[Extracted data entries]
········
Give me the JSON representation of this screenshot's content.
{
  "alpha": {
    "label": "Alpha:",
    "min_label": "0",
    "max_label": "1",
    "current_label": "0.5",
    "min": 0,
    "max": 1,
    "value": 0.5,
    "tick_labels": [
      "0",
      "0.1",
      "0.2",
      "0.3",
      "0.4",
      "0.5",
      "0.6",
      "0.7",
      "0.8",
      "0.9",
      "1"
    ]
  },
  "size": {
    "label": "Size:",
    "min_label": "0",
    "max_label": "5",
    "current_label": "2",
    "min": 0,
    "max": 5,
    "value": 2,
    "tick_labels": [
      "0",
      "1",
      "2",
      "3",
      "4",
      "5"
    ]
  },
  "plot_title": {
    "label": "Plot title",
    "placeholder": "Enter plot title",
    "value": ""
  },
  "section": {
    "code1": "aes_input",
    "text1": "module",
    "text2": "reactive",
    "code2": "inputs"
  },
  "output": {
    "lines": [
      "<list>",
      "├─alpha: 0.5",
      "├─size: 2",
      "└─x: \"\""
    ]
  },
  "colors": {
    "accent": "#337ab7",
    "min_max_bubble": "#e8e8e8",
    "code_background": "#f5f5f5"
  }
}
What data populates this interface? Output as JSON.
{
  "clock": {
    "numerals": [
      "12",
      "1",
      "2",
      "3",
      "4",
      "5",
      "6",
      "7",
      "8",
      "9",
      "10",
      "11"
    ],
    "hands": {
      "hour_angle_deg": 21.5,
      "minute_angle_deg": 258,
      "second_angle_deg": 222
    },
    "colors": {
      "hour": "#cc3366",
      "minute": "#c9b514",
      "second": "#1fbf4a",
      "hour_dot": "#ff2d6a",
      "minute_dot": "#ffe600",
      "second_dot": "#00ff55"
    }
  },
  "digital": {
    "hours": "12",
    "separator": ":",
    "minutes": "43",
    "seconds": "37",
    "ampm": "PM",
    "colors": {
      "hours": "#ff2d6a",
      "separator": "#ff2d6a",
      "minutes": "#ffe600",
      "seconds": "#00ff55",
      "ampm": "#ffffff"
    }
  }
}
········
* **What to work on**: Reproduce every entry shown above, precisely as it stands.

* **Response below**:
Give me the JSON representation of this screenshot's content.
{
  "alpha": {
    "label": "Alpha:",
    "min_label": "0",
    "max_label": "1",
    "current_label": "0.5",
    "min": 0,
    "max": 1,
    "value": 0.5,
    "tick_labels": [
      "0",
      "0.1",
      "0.2",
      "0.3",
      "0.4",
      "0.5",
      "0.6",
      "0.7",
      "0.8",
      "0.9",
      "1"
    ]
  },
  "size": {
    "label": "Size:",
    "min_label": "0",
    "max_label": "5",
    "current_label": "2",
    "min": 0,
    "max": 5,
    "value": 2,
    "tick_labels": [
      "0",
      "1",
      "2",
      "3",
      "4",
      "5"
    ]
  },
  "plot_title": {
    "label": "Plot title",
    "placeholder": "Enter plot title",
    "value": ""
  },
  "section": {
    "code1": "aes_input",
    "text1": "module",
    "text2": "reactive",
    "code2": "inputs"
  },
  "output": {
    "lines": [
      "<list>",
      "├─alpha: 0.5",
      "├─size: 2",
      "└─x: \"\""
    ]
  },
  "colors": {
    "accent": "#337ab7",
    "min_max_bubble": "#e8e8e8",
    "code_background": "#f5f5f5"
  }
}
What data populates this interface? Output as JSON.
{
  "clock": {
    "numerals": [
      "12",
      "1",
      "2",
      "3",
      "4",
      "5",
      "6",
      "7",
      "8",
      "9",
      "10",
      "11"
    ],
    "hands": {
      "hour_angle_deg": 21.5,
      "minute_angle_deg": 258,
      "second_angle_deg": 222
    },
    "colors": {
      "hour": "#cc3366",
      "minute": "#c9b514",
      "second": "#1fbf4a",
      "hour_dot": "#ff2d6a",
      "minute_dot": "#ffe600",
      "second_dot": "#00ff55"
    }
  },
  "digital": {
    "hours": "12",
    "separator": ":",
    "minutes": "43",
    "seconds": "37",
    "ampm": "PM",
    "colors": {
      "hours": "#ff2d6a",
      "separator": "#ff2d6a",
      "minutes": "#ffe600",
      "seconds": "#00ff55",
      "ampm": "#ffffff"
    }
  }
}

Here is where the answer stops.